§ **Job**: Every entry must be given again exactly.

§ **Data records**:
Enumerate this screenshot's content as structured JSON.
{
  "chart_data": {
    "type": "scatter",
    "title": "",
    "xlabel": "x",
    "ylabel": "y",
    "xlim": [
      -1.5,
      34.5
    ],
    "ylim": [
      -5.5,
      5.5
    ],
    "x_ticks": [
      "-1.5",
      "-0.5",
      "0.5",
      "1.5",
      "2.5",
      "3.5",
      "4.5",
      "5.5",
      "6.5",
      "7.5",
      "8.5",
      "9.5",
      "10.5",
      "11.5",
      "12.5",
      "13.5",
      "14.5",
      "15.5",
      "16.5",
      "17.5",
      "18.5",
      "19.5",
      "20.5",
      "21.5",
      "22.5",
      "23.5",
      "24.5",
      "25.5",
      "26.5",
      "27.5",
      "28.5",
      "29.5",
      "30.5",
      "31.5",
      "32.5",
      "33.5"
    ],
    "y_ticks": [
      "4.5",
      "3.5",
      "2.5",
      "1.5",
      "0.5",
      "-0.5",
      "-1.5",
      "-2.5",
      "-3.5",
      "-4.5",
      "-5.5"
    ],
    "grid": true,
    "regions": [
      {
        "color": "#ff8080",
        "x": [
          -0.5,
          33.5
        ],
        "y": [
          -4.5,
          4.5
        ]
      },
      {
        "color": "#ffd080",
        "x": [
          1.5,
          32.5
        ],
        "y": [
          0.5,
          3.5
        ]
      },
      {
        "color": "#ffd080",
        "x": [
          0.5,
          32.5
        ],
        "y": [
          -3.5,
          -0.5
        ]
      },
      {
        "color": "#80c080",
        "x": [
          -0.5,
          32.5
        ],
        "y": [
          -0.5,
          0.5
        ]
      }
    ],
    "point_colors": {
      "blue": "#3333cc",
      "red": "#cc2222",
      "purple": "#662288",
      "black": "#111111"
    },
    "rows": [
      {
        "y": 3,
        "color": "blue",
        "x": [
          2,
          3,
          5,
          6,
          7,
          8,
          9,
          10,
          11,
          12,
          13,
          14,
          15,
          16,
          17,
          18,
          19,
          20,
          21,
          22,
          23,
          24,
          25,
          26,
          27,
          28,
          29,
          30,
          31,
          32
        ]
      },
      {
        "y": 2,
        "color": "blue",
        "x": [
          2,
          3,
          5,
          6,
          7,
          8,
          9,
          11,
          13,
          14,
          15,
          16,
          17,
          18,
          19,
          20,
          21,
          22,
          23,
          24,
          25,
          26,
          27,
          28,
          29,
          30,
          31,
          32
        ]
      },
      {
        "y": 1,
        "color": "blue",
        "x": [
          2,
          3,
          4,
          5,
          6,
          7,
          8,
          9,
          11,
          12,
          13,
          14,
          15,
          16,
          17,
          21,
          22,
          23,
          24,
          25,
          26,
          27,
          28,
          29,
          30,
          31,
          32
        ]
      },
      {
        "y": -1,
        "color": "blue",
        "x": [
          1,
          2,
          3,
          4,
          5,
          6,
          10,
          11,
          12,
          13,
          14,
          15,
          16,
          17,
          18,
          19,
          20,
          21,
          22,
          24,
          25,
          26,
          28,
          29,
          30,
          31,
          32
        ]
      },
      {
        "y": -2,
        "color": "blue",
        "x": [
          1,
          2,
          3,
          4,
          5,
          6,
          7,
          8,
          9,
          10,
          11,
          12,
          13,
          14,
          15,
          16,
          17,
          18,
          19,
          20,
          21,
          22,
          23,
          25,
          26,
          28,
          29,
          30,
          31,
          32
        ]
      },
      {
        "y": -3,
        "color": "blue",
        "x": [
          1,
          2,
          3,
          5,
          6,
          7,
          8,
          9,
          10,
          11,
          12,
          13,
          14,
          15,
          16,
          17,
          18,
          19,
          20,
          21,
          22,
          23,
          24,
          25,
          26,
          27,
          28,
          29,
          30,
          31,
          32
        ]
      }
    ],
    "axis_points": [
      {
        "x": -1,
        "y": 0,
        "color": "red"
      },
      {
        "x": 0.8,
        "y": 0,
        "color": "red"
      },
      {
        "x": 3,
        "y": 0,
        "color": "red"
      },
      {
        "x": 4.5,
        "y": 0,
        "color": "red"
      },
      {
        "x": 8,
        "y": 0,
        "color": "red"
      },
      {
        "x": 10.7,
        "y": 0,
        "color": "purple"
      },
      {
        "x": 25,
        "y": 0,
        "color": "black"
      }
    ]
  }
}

§ **Final result**:
Enumerate this screenshot's content as structured JSON.
{
  "chart_data": {
    "type": "scatter",
    "title": "",
    "xlabel": "x",
    "ylabel": "y",
    "xlim": [
      -1.5,
      34.5
    ],
    "ylim": [
      -5.5,
      5.5
    ],
    "x_ticks": [
      "-1.5",
      "-0.5",
      "0.5",
      "1.5",
      "2.5",
      "3.5",
      "4.5",
      "5.5",
      "6.5",
      "7.5",
      "8.5",
      "9.5",
      "10.5",
      "11.5",
      "12.5",
      "13.5",
      "14.5",
      "15.5",
      "16.5",
      "17.5",
      "18.5",
      "19.5",
      "20.5",
      "21.5",
      "22.5",
      "23.5",
      "24.5",
      "25.5",
      "26.5",
      "27.5",
      "28.5",
      "29.5",
      "30.5",
      "31.5",
      "32.5",
      "33.5"
    ],
    "y_ticks": [
      "4.5",
      "3.5",
      "2.5",
      "1.5",
      "0.5",
      "-0.5",
      "-1.5",
      "-2.5",
      "-3.5",
      "-4.5",
      "-5.5"
    ],
    "grid": true,
    "regions": [
      {
        "color": "#ff8080",
        "x": [
          -0.5,
          33.5
        ],
        "y": [
          -4.5,
          4.5
        ]
      },
      {
        "color": "#ffd080",
        "x": [
          1.5,
          32.5
        ],
        "y": [
          0.5,
          3.5
        ]
      },
      {
        "color": "#ffd080",
        "x": [
          0.5,
          32.5
        ],
        "y": [
          -3.5,
          -0.5
        ]
      },
      {
        "color": "#80c080",
        "x": [
          -0.5,
          32.5
        ],
        "y": [
          -0.5,
          0.5
        ]
      }
    ],
    "point_colors": {
      "blue": "#3333cc",
      "red": "#cc2222",
      "purple": "#662288",
      "black": "#111111"
    },
    "rows": [
      {
        "y": 3,
        "color": "blue",
        "x": [
          2,
          3,
          5,
          6,
          7,
          8,
          9,
          10,
          11,
          12,
          13,
          14,
          15,
          16,
          17,
          18,
          19,
          20,
          21,
          22,
          23,
          24,
          25,
          26,
          27,
          28,
          29,
          30,
          31,
          32
        ]
      },
      {
        "y": 2,
        "color": "blue",
        "x": [
          2,
          3,
          5,
          6,
          7,
          8,
          9,
          11,
          13,
          14,
          15,
          16,
          17,
          18,
          19,
          20,
          21,
          22,
          23,
          24,
          25,
          26,
          27,
          28,
          29,
          30,
          31,
          32
        ]
      },
      {
        "y": 1,
        "color": "blue",
        "x": [
          2,
          3,
          4,
          5,
          6,
          7,
          8,
          9,
          11,
          12,
          13,
          14,
          15,
          16,
          17,
          21,
          22,
          23,
          24,
          25,
          26,
          27,
          28,
          29,
          30,
          31,
          32
        ]
      },
      {
        "y": -1,
        "color": "blue",
        "x": [
          1,
          2,
          3,
          4,
          5,
          6,
          10,
          11,
          12,
          13,
          14,
          15,
          16,
          17,
          18,
          19,
          20,
          21,
          22,
          24,
          25,
          26,
          28,
          29,
          30,
          31,
          32
        ]
      },
      {
        "y": -2,
        "color": "blue",
        "x": [
          1,
          2,
          3,
          4,
          5,
          6,
          7,
          8,
          9,
          10,
          11,
          12,
          13,
          14,
          15,
          16,
          17,
          18,
          19,
          20,
          21,
          22,
          23,
          25,
          26,
          28,
          29,
          30,
          31,
          32
        ]
      },
      {
        "y": -3,
        "color": "blue",
        "x": [
          1,
          2,
          3,
          5,
          6,
          7,
          8,
          9,
          10,
          11,
          12,
          13,
          14,
          15,
          16,
          17,
          18,
          19,
          20,
          21,
          22,
          23,
          24,
          25,
          26,
          27,
          28,
          29,
          30,
          31,
          32
        ]
      }
    ],
    "axis_points": [
      {
        "x": -1,
        "y": 0,
        "color": "red"
      },
      {
        "x": 0.8,
        "y": 0,
        "color": "red"
      },
      {
        "x": 3,
        "y": 0,
        "color": "red"
      },
      {
        "x": 4.5,
        "y": 0,
        "color": "red"
      },
      {
        "x": 8,
        "y": 0,
        "color": "red"
      },
      {
        "x": 10.7,
        "y": 0,
        "color": "purple"
      },
      {
        "x": 25,
        "y": 0,
        "color": "black"
      }
    ]
  }
}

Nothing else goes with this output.